> AIM OF THE EXERCISE
Repeat every entry in the listing below, exactly.
## start DATA FOR THIS TASK
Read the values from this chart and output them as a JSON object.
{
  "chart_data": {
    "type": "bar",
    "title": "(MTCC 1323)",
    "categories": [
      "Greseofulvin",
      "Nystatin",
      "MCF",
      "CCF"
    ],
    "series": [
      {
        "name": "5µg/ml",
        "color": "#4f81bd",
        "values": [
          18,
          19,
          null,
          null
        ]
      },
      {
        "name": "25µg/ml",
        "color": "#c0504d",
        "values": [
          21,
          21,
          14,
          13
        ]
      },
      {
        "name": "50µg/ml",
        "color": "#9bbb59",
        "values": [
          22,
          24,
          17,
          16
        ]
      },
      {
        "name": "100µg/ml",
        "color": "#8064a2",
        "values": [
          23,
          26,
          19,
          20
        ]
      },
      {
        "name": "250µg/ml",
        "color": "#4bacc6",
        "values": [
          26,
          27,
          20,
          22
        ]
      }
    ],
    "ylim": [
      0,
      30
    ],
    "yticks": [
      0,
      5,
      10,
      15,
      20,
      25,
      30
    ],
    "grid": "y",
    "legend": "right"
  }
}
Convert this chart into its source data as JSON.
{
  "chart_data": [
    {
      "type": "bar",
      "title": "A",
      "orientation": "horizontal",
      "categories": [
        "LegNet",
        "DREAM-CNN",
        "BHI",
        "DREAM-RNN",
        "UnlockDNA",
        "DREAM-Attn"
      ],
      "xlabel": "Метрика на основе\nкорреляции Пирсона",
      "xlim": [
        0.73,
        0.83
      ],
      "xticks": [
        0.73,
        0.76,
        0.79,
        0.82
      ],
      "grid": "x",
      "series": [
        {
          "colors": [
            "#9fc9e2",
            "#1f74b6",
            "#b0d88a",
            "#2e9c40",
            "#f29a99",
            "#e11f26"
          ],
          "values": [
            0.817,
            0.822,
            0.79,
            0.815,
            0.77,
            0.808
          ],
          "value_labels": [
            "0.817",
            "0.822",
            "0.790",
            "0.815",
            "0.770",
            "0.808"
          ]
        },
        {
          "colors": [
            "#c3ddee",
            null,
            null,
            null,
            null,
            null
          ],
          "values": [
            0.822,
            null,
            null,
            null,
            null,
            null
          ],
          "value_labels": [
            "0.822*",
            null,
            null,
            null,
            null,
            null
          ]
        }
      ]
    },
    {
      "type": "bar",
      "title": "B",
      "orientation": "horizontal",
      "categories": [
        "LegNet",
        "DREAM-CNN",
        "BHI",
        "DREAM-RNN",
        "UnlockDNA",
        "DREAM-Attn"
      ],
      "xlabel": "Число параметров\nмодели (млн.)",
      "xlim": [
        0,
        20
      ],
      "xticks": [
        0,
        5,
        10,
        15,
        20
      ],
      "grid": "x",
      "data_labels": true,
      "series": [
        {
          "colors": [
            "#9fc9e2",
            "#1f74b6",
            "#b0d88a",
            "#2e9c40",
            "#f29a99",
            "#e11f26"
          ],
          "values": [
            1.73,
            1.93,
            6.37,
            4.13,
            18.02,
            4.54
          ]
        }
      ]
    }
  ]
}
## end DATA FOR THIS TASK
> SOLVED EXERCISE
Read the values from this chart and output them as a JSON object.
{
  "chart_data": {
    "type": "bar",
    "title": "(MTCC 1323)",
    "categories": [
      "Greseofulvin",
      "Nystatin",
      "MCF",
      "CCF"
    ],
    "series": [
      {
        "name": "5µg/ml",
        "color": "#4f81bd",
        "values": [
          18,
          19,
          null,
          null
        ]
      },
      {
        "name": "25µg/ml",
        "color": "#c0504d",
        "values": [
          21,
          21,
          14,
          13
        ]
      },
      {
        "name": "50µg/ml",
        "color": "#9bbb59",
        "values": [
          22,
          24,
          17,
          16
        ]
      },
      {
        "name": "100µg/ml",
        "color": "#8064a2",
        "values": [
          23,
          26,
          19,
          20
        ]
      },
      {
        "name": "250µg/ml",
        "color": "#4bacc6",
        "values": [
          26,
          27,
          20,
          22
        ]
      }
    ],
    "ylim": [
      0,
      30
    ],
    "yticks": [
      0,
      5,
      10,
      15,
      20,
      25,
      30
    ],
    "grid": "y",
    "legend": "right"
  }
}
Convert this chart into its source data as JSON.
{
  "chart_data": [
    {
      "type": "bar",
      "title": "A",
      "orientation": "horizontal",
      "categories": [
        "LegNet",
        "DREAM-CNN",
        "BHI",
        "DREAM-RNN",
        "UnlockDNA",
        "DREAM-Attn"
      ],
      "xlabel": "Метрика на основе\nкорреляции Пирсона",
      "xlim": [
        0.73,
        0.83
      ],
      "xticks": [
        0.73,
        0.76,
        0.79,
        0.82
      ],
      "grid": "x",
      "series": [
        {
          "colors": [
            "#9fc9e2",
            "#1f74b6",
            "#b0d88a",
            "#2e9c40",
            "#f29a99",
            "#e11f26"
          ],
          "values": [
            0.817,
            0.822,
            0.79,
            0.815,
            0.77,
            0.808
          ],
          "value_labels": [
            "0.817",
            "0.822",
            "0.790",
            "0.815",
            "0.770",
            "0.808"
          ]
        },
        {
          "colors": [
            "#c3ddee",
            null,
            null,
            null,
            null,
            null
          ],
          "values": [
            0.822,
            null,
            null,
            null,
            null,
            null
          ],
          "value_labels": [
            "0.822*",
            null,
            null,
            null,
            null,
            null
          ]
        }
      ]
    },
    {
      "type": "bar",
      "title": "B",
      "orientation": "horizontal",
      "categories": [
        "LegNet",
        "DREAM-CNN",
        "BHI",
        "DREAM-RNN",
        "UnlockDNA",
        "DREAM-Attn"
      ],
      "xlabel": "Число параметров\nмодели (млн.)",
      "xlim": [
        0,
        20
      ],
      "xticks": [
        0,
        5,
        10,
        15,
        20
      ],
      "grid": "x",
      "data_labels": true,
      "series": [
        {
          "colors": [
            "#9fc9e2",
            "#1f74b6",
            "#b0d88a",
            "#2e9c40",
            "#f29a99",
            "#e11f26"
          ],
          "values": [
            1.73,
            1.93,
            6.37,
            4.13,
            18.02,
            4.54
          ]
        }
      ]
    }
  ]
}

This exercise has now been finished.